#### WHAT YOU ARE ASKED TO DO:
Would you pull out every line of the material that contains the string "values"?

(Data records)
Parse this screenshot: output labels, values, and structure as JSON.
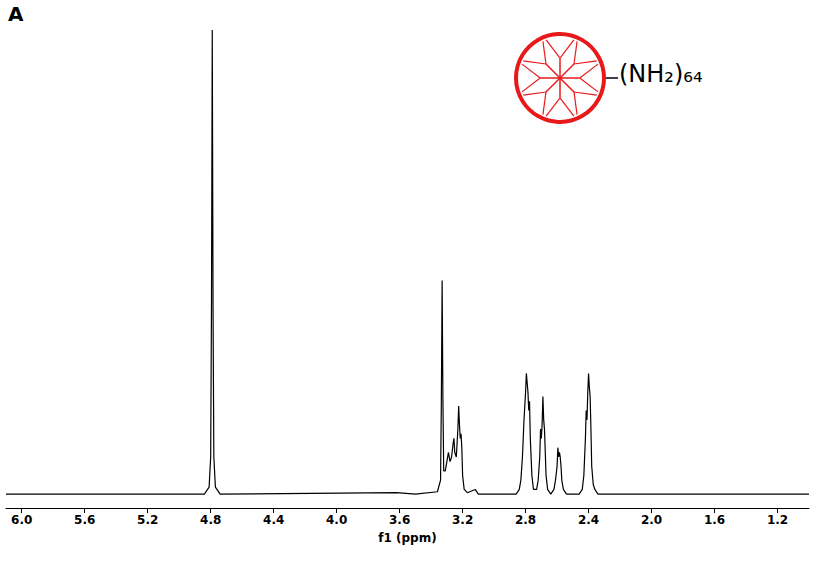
{
  "chart_data": {
    "type": "line",
    "panel_label": "A",
    "annotation": "(NH₂)₆₄",
    "xlabel": "f1 (ppm)",
    "xlim": [
      6.1,
      1.0
    ],
    "xticks": [
      {
        "value": 6,
        "label": "6.0"
      },
      5.6,
      5.2,
      4.8,
      4.4,
      {
        "value": 4,
        "label": "4.0"
      },
      3.6,
      3.2,
      2.8,
      2.4,
      {
        "value": 2,
        "label": "2.0"
      },
      1.6,
      1.2
    ],
    "ylim": [
      -3,
      100
    ],
    "tick_labels": "x",
    "grid": false,
    "color": "#000000",
    "x": [
      6.1,
      4.84,
      4.81,
      4.8,
      4.795,
      4.79,
      4.785,
      4.78,
      4.77,
      4.74,
      3.62,
      3.5,
      3.36,
      3.34,
      3.335,
      3.33,
      3.325,
      3.32,
      3.31,
      3.3,
      3.29,
      3.28,
      3.27,
      3.26,
      3.255,
      3.25,
      3.24,
      3.23,
      3.225,
      3.22,
      3.215,
      3.21,
      3.205,
      3.2,
      3.19,
      3.17,
      3.12,
      3.1,
      2.86,
      2.84,
      2.83,
      2.82,
      2.81,
      2.8,
      2.795,
      2.79,
      2.785,
      2.78,
      2.775,
      2.77,
      2.76,
      2.75,
      2.73,
      2.72,
      2.71,
      2.705,
      2.7,
      2.695,
      2.69,
      2.685,
      2.68,
      2.675,
      2.67,
      2.66,
      2.64,
      2.62,
      2.61,
      2.6,
      2.595,
      2.59,
      2.585,
      2.58,
      2.575,
      2.57,
      2.56,
      2.54,
      2.46,
      2.44,
      2.43,
      2.42,
      2.415,
      2.41,
      2.405,
      2.4,
      2.395,
      2.39,
      2.385,
      2.38,
      2.37,
      2.36,
      2.34,
      1.0
    ],
    "values": [
      0,
      0,
      1.5,
      8,
      40,
      100,
      40,
      8,
      1.5,
      0,
      0.3,
      0,
      0.5,
      3,
      20,
      46,
      20,
      5,
      5,
      7,
      9,
      7,
      8,
      11,
      12,
      9,
      8,
      14,
      19,
      15,
      12,
      13,
      10,
      4,
      1,
      0.3,
      1,
      0,
      0,
      1,
      3,
      8,
      16,
      22,
      26,
      24,
      22,
      18,
      20,
      12,
      4,
      1,
      1,
      3,
      8,
      14,
      12,
      15,
      21,
      16,
      14,
      9,
      4,
      1,
      0,
      1,
      3,
      6,
      10,
      8,
      9,
      8,
      6,
      3,
      1,
      0,
      0,
      1,
      4,
      12,
      18,
      16,
      22,
      26,
      23,
      21,
      14,
      6,
      2,
      1,
      0,
      0
    ]
  }
}
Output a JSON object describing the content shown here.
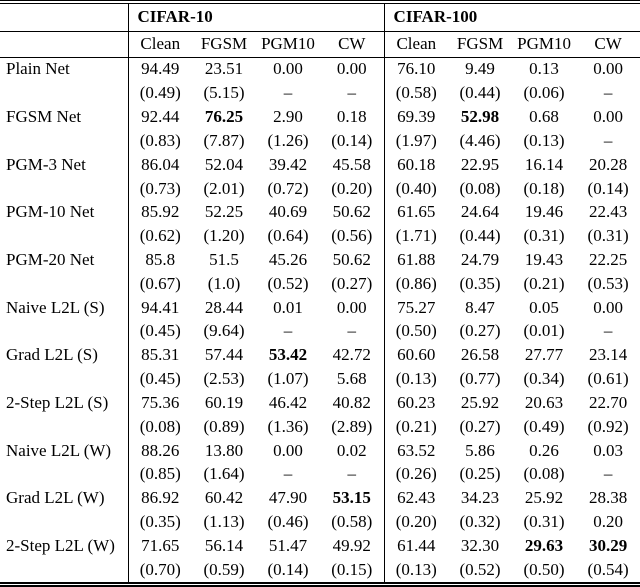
{
  "table": {
    "corner_label": "",
    "groups": [
      {
        "label": "CIFAR-10"
      },
      {
        "label": "CIFAR-100"
      }
    ],
    "columns": [
      "Clean",
      "FGSM",
      "PGM10",
      "CW"
    ],
    "rows": [
      {
        "label": "Plain Net",
        "c10": [
          "94.49",
          "23.51",
          "0.00",
          "0.00"
        ],
        "s10": [
          "(0.49)",
          "(5.15)",
          "–",
          "–"
        ],
        "c100": [
          "76.10",
          "9.49",
          "0.13",
          "0.00"
        ],
        "s100": [
          "(0.58)",
          "(0.44)",
          "(0.06)",
          "–"
        ]
      },
      {
        "label": "FGSM Net",
        "c10": [
          "92.44",
          "76.25",
          "2.90",
          "0.18"
        ],
        "s10": [
          "(0.83)",
          "(7.87)",
          "(1.26)",
          "(0.14)"
        ],
        "c100": [
          "69.39",
          "52.98",
          "0.68",
          "0.00"
        ],
        "s100": [
          "(1.97)",
          "(4.46)",
          "(0.13)",
          "–"
        ]
      },
      {
        "label": "PGM-3 Net",
        "c10": [
          "86.04",
          "52.04",
          "39.42",
          "45.58"
        ],
        "s10": [
          "(0.73)",
          "(2.01)",
          "(0.72)",
          "(0.20)"
        ],
        "c100": [
          "60.18",
          "22.95",
          "16.14",
          "20.28"
        ],
        "s100": [
          "(0.40)",
          "(0.08)",
          "(0.18)",
          "(0.14)"
        ]
      },
      {
        "label": "PGM-10 Net",
        "c10": [
          "85.92",
          "52.25",
          "40.69",
          "50.62"
        ],
        "s10": [
          "(0.62)",
          "(1.20)",
          "(0.64)",
          "(0.56)"
        ],
        "c100": [
          "61.65",
          "24.64",
          "19.46",
          "22.43"
        ],
        "s100": [
          "(1.71)",
          "(0.44)",
          "(0.31)",
          "(0.31)"
        ]
      },
      {
        "label": "PGM-20 Net",
        "c10": [
          "85.8",
          "51.5",
          "45.26",
          "50.62"
        ],
        "s10": [
          "(0.67)",
          "(1.0)",
          "(0.52)",
          "(0.27)"
        ],
        "c100": [
          "61.88",
          "24.79",
          "19.43",
          "22.25"
        ],
        "s100": [
          "(0.86)",
          "(0.35)",
          "(0.21)",
          "(0.53)"
        ]
      },
      {
        "label": "Naive L2L (S)",
        "c10": [
          "94.41",
          "28.44",
          "0.01",
          "0.00"
        ],
        "s10": [
          "(0.45)",
          "(9.64)",
          "–",
          "–"
        ],
        "c100": [
          "75.27",
          "8.47",
          "0.05",
          "0.00"
        ],
        "s100": [
          "(0.50)",
          "(0.27)",
          "(0.01)",
          "–"
        ]
      },
      {
        "label": "Grad L2L (S)",
        "c10": [
          "85.31",
          "57.44",
          "53.42",
          "42.72"
        ],
        "s10": [
          "(0.45)",
          "(2.53)",
          "(1.07)",
          "5.68"
        ],
        "c100": [
          "60.60",
          "26.58",
          "27.77",
          "23.14"
        ],
        "s100": [
          "(0.13)",
          "(0.77)",
          "(0.34)",
          "(0.61)"
        ]
      },
      {
        "label": "2-Step L2L (S)",
        "c10": [
          "75.36",
          "60.19",
          "46.42",
          "40.82"
        ],
        "s10": [
          "(0.08)",
          "(0.89)",
          "(1.36)",
          "(2.89)"
        ],
        "c100": [
          "60.23",
          "25.92",
          "20.63",
          "22.70"
        ],
        "s100": [
          "(0.21)",
          "(0.27)",
          "(0.49)",
          "(0.92)"
        ]
      },
      {
        "label": "Naive L2L (W)",
        "c10": [
          "88.26",
          "13.80",
          "0.00",
          "0.02"
        ],
        "s10": [
          "(0.85)",
          "(1.64)",
          "–",
          "–"
        ],
        "c100": [
          "63.52",
          "5.86",
          "0.26",
          "0.03"
        ],
        "s100": [
          "(0.26)",
          "(0.25)",
          "(0.08)",
          "–"
        ]
      },
      {
        "label": "Grad L2L (W)",
        "c10": [
          "86.92",
          "60.42",
          "47.90",
          "53.15"
        ],
        "s10": [
          "(0.35)",
          "(1.13)",
          "(0.46)",
          "(0.58)"
        ],
        "c100": [
          "62.43",
          "34.23",
          "25.92",
          "28.38"
        ],
        "s100": [
          "(0.20)",
          "(0.32)",
          "(0.31)",
          "0.20"
        ]
      },
      {
        "label": "2-Step L2L (W)",
        "c10": [
          "71.65",
          "56.14",
          "51.47",
          "49.92"
        ],
        "s10": [
          "(0.70)",
          "(0.59)",
          "(0.14)",
          "(0.15)"
        ],
        "c100": [
          "61.44",
          "32.30",
          "29.63",
          "30.29"
        ],
        "s100": [
          "(0.13)",
          "(0.52)",
          "(0.50)",
          "(0.54)"
        ]
      }
    ],
    "bold_cells": [
      {
        "row": 1,
        "side": "c10",
        "col": 1
      },
      {
        "row": 1,
        "side": "c100",
        "col": 1
      },
      {
        "row": 6,
        "side": "c10",
        "col": 2
      },
      {
        "row": 9,
        "side": "c10",
        "col": 3
      },
      {
        "row": 10,
        "side": "c100",
        "col": 2
      },
      {
        "row": 10,
        "side": "c100",
        "col": 3
      }
    ]
  }
}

#### TASK OUTPUT:
Parse this screenshot: output labels, values, and structure as JSON.
    "values": [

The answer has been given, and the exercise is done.